Exercise requirements » From the entries below, report how many lines contain the string "transaction". Give only that number.
>> START Input rows
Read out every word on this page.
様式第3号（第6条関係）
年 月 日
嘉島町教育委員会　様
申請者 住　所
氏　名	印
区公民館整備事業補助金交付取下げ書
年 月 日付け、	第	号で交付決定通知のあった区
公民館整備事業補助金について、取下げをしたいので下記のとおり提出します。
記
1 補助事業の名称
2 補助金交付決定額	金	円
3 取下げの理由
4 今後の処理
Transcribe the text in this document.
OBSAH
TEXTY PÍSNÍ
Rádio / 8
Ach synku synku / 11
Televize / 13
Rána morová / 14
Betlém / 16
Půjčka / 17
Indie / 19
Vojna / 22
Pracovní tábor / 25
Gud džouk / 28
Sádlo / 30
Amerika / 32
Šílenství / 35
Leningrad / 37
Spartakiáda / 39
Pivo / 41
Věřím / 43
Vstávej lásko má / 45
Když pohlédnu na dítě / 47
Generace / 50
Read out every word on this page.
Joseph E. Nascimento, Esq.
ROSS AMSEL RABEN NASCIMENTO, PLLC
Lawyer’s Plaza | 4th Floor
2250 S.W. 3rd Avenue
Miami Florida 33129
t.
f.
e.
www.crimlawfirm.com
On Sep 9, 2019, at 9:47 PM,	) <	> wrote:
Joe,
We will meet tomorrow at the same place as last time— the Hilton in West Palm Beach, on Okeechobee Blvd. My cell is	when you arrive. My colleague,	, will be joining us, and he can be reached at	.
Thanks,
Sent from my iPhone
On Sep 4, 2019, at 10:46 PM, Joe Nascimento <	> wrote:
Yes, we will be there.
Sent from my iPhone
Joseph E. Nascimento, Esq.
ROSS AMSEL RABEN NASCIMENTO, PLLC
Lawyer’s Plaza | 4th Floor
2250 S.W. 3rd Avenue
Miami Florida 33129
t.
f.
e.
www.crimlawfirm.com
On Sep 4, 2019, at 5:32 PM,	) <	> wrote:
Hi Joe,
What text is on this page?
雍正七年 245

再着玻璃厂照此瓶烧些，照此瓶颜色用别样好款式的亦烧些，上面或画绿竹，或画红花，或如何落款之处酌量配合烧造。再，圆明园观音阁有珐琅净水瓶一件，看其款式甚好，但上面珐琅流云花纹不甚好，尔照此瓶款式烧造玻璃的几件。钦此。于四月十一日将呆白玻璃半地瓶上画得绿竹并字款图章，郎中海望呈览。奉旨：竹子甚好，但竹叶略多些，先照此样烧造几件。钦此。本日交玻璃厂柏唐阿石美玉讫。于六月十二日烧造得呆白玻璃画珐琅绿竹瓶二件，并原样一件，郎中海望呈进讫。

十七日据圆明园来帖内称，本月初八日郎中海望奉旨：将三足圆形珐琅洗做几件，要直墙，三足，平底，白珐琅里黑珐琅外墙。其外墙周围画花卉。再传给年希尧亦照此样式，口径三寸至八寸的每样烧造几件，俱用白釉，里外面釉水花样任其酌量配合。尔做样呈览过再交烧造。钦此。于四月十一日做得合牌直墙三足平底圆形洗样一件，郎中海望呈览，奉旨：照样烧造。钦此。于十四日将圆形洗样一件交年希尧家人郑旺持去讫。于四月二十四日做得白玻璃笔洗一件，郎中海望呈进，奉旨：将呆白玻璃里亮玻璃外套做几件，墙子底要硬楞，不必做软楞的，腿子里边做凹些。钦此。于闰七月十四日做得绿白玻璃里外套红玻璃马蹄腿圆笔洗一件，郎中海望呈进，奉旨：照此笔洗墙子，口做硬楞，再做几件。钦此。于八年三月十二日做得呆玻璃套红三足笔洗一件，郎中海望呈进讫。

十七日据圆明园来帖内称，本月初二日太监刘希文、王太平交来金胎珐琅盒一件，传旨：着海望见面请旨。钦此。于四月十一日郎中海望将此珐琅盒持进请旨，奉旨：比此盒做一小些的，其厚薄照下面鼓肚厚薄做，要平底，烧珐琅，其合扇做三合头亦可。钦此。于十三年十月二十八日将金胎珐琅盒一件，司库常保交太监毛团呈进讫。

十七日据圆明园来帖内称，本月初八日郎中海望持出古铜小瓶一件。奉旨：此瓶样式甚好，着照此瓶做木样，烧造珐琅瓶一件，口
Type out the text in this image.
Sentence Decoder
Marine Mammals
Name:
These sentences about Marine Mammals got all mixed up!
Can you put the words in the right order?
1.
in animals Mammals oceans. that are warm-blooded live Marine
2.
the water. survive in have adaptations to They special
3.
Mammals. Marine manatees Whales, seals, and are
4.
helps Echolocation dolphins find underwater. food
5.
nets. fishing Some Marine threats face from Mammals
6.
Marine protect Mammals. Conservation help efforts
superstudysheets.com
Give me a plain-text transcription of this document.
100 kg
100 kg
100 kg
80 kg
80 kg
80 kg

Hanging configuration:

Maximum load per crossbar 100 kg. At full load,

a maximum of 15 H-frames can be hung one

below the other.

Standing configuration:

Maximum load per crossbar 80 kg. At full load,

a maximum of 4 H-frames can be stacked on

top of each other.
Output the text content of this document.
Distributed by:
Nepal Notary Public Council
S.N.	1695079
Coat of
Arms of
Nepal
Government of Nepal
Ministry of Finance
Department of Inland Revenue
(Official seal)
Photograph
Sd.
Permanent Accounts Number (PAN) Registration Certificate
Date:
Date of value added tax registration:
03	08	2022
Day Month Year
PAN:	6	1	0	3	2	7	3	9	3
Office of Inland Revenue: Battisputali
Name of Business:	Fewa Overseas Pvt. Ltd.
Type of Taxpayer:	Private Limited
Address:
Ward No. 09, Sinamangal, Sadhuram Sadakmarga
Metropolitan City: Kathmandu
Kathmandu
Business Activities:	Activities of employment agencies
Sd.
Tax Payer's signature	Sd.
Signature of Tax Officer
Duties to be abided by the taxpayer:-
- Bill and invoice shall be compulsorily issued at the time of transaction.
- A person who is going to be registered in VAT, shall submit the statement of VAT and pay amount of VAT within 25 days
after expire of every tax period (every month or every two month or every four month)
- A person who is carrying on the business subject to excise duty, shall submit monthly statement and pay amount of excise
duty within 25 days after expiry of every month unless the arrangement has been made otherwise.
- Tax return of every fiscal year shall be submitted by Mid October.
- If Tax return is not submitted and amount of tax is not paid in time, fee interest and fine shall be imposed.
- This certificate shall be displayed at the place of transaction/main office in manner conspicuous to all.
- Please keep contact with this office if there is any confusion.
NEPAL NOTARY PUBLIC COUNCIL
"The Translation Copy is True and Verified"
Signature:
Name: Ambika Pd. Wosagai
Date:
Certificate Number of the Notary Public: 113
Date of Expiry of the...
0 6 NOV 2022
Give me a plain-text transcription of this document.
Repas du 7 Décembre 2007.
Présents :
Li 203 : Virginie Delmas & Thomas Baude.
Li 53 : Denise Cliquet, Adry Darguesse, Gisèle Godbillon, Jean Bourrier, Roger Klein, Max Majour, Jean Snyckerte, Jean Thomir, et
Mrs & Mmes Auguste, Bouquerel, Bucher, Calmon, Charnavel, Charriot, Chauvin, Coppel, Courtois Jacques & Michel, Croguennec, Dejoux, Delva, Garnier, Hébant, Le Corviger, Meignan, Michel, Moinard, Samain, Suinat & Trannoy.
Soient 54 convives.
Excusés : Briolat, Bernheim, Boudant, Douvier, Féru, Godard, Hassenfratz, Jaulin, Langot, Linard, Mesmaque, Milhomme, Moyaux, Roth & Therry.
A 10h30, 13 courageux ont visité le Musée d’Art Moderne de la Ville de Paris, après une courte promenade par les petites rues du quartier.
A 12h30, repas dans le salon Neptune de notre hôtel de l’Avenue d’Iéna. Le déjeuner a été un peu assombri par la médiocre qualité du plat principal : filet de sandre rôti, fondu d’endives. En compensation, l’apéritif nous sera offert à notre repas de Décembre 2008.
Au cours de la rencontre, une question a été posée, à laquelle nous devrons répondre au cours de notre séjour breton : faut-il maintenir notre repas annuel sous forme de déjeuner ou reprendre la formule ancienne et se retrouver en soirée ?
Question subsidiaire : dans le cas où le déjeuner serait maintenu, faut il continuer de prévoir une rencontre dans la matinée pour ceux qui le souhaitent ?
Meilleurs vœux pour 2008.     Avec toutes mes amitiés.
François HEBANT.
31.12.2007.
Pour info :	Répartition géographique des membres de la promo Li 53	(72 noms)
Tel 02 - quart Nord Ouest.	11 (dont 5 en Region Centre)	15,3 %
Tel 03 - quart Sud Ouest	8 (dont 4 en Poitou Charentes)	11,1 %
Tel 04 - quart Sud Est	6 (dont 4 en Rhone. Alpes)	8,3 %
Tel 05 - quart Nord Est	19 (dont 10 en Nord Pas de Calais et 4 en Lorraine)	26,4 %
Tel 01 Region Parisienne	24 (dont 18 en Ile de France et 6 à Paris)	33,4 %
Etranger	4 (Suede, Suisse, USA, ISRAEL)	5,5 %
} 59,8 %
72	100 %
>> END Input rows
Problem solution » 2